▸ Written instruction: Send each entry back exactly as given, pictures excluded.

* BEGIN Records for this exercise *

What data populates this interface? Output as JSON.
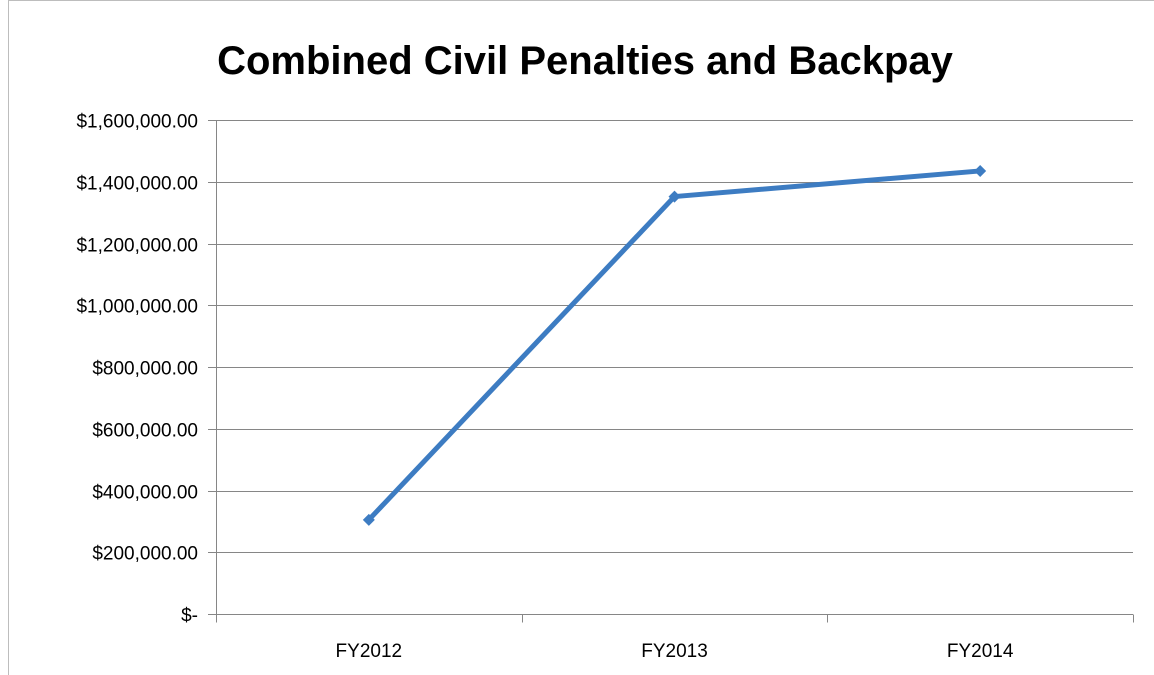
{
  "chart_data": {
    "type": "line",
    "title": "Combined Civil Penalties and Backpay",
    "xlabel": "",
    "ylabel": "",
    "categories": [
      "FY2012",
      "FY2013",
      "FY2014"
    ],
    "series": [
      {
        "values": [
          305000,
          1352000,
          1435000
        ],
        "color": "#3d7cc2",
        "marker": "diamond"
      }
    ],
    "ylim": [
      0,
      1600000
    ],
    "y_ticks": [
      {
        "value": 0,
        "label": "$-"
      },
      {
        "value": 200000,
        "label": "$200,000.00"
      },
      {
        "value": 400000,
        "label": "$400,000.00"
      },
      {
        "value": 600000,
        "label": "$600,000.00"
      },
      {
        "value": 800000,
        "label": "$800,000.00"
      },
      {
        "value": 1000000,
        "label": "$1,000,000.00"
      },
      {
        "value": 1200000,
        "label": "$1,200,000.00"
      },
      {
        "value": 1400000,
        "label": "$1,400,000.00"
      },
      {
        "value": 1600000,
        "label": "$1,600,000.00"
      }
    ],
    "grid": true,
    "legend": "none",
    "colors": {
      "gridline": "#868686",
      "axis": "#868686"
    }
  }
}
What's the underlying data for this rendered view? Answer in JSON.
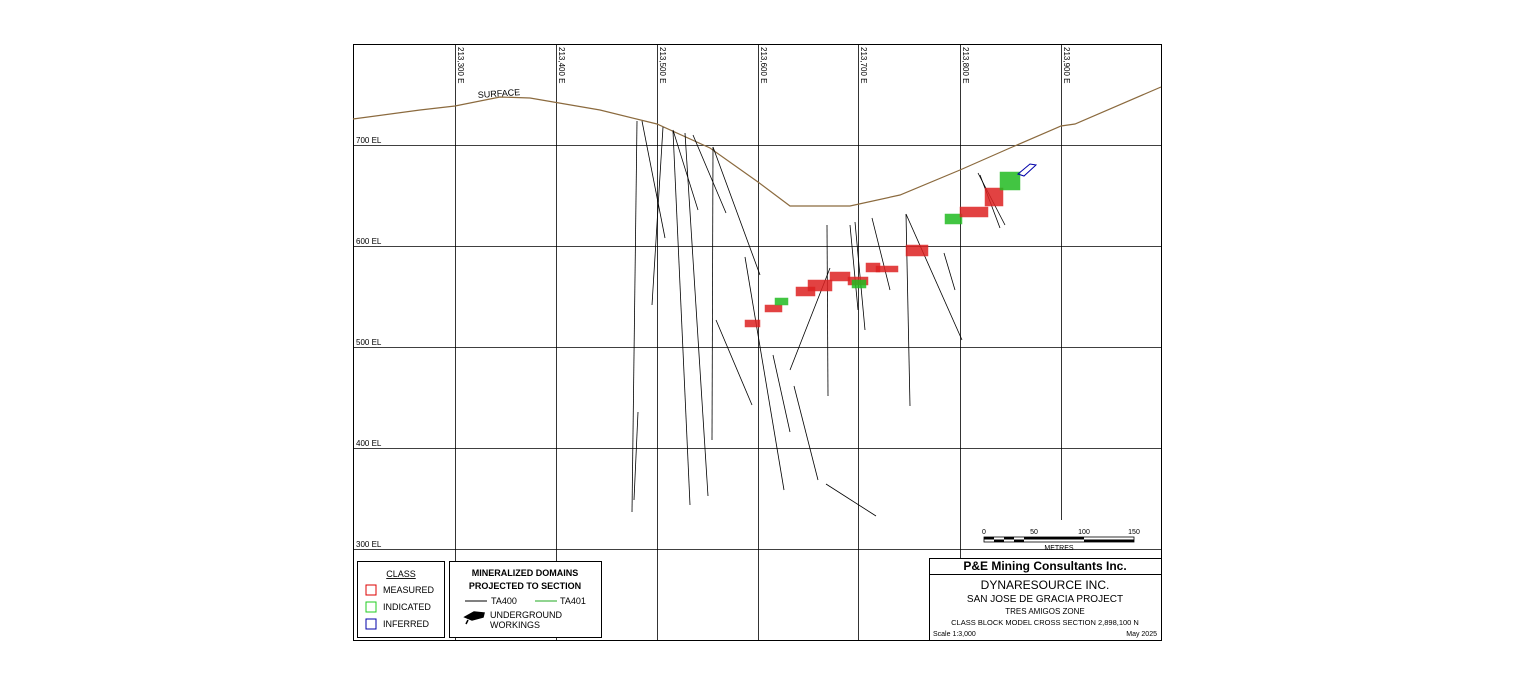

* END Records for this exercise *

▸ In response:
What data populates this interface? Output as JSON.
{
  "chart_data": {
    "type": "line",
    "title": "Combined Civil Penalties and Backpay",
    "xlabel": "",
    "ylabel": "",
    "categories": [
      "FY2012",
      "FY2013",
      "FY2014"
    ],
    "series": [
      {
        "values": [
          305000,
          1352000,
          1435000
        ],
        "color": "#3d7cc2",
        "marker": "diamond"
      }
    ],
    "ylim": [
      0,
      1600000
    ],
    "y_ticks": [
      {
        "value": 0,
        "label": "$-"
      },
      {
        "value": 200000,
        "label": "$200,000.00"
      },
      {
        "value": 400000,
        "label": "$400,000.00"
      },
      {
        "value": 600000,
        "label": "$600,000.00"
      },
      {
        "value": 800000,
        "label": "$800,000.00"
      },
      {
        "value": 1000000,
        "label": "$1,000,000.00"
      },
      {
        "value": 1200000,
        "label": "$1,200,000.00"
      },
      {
        "value": 1400000,
        "label": "$1,400,000.00"
      },
      {
        "value": 1600000,
        "label": "$1,600,000.00"
      }
    ],
    "grid": true,
    "legend": "none",
    "colors": {
      "gridline": "#868686",
      "axis": "#868686"
    }
  }
}
What's the underlying data for this rendered view? Answer in JSON.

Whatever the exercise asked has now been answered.